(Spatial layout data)
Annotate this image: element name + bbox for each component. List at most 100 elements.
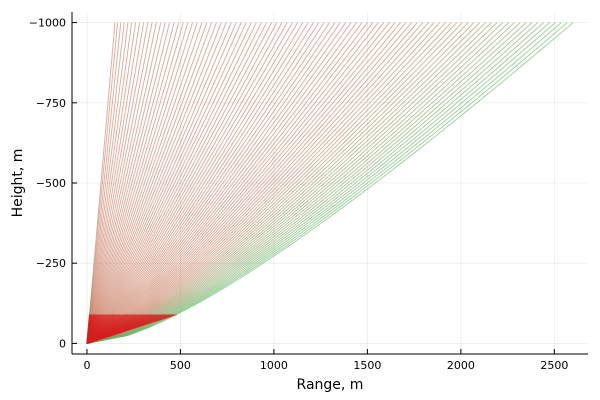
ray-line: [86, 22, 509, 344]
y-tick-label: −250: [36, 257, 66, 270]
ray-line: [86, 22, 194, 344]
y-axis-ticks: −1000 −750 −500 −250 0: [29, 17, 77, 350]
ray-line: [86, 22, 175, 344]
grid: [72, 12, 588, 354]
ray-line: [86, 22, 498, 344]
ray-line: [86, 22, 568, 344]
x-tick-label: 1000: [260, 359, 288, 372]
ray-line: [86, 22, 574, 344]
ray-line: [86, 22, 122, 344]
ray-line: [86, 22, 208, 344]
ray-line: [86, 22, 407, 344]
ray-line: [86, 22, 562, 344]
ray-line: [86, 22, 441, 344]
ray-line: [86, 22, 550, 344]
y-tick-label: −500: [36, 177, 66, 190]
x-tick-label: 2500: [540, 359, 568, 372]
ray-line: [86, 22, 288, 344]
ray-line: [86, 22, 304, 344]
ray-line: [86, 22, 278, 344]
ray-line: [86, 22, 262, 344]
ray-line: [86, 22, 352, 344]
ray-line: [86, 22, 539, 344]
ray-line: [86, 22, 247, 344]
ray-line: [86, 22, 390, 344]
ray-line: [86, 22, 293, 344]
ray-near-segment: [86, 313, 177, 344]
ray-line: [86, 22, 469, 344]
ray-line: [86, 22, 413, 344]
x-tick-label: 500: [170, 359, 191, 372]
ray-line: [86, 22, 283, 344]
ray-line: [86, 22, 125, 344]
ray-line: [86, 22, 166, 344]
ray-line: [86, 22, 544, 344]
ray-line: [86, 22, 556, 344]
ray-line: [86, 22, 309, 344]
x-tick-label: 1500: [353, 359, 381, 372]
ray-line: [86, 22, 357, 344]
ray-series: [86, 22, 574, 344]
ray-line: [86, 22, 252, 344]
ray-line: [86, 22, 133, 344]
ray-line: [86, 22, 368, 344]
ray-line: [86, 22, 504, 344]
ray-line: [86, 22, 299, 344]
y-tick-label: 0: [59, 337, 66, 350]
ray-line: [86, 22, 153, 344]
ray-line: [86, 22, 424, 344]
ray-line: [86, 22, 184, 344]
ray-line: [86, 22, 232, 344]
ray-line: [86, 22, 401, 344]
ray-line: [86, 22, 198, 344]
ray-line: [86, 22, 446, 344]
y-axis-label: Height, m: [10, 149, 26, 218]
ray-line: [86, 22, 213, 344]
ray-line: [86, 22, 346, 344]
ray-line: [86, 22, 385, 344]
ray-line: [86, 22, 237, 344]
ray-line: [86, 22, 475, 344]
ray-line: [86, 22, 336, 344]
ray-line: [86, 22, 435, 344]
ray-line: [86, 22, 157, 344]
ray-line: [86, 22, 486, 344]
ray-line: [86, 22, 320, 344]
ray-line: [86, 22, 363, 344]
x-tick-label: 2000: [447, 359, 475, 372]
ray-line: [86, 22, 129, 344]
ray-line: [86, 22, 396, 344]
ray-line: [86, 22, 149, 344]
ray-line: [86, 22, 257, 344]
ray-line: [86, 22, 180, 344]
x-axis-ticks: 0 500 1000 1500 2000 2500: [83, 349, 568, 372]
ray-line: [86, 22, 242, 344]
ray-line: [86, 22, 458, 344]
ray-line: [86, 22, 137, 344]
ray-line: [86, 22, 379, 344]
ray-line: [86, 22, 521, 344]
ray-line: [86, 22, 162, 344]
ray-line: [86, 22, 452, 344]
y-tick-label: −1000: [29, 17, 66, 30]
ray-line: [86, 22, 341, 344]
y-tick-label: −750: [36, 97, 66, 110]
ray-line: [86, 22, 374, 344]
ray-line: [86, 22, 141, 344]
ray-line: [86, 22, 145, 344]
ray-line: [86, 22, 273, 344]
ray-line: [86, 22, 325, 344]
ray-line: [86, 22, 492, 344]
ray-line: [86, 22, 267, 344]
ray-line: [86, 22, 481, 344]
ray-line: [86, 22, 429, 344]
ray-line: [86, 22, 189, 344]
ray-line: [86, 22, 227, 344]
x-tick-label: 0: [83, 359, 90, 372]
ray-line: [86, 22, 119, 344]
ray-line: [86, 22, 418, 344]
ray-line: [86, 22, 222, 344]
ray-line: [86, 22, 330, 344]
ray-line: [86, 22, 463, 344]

#### Directions
Rewrite the listing from the line with "ray-line: [86, 22, 509, 344]" up to and including the line with "x-tick-label: 1000: [260, 359, 288, 372]", swapping "ray-line" for "ray-segment" and keeping everything else the same. Return only those lines.

#### Output for this task
ray-segment: [86, 22, 509, 344]
y-tick-label: −250: [36, 257, 66, 270]
ray-segment: [86, 22, 194, 344]
y-axis-ticks: −1000 −750 −500 −250 0: [29, 17, 77, 350]
ray-segment: [86, 22, 175, 344]
grid: [72, 12, 588, 354]
ray-segment: [86, 22, 498, 344]
ray-segment: [86, 22, 568, 344]
x-tick-label: 1000: [260, 359, 288, 372]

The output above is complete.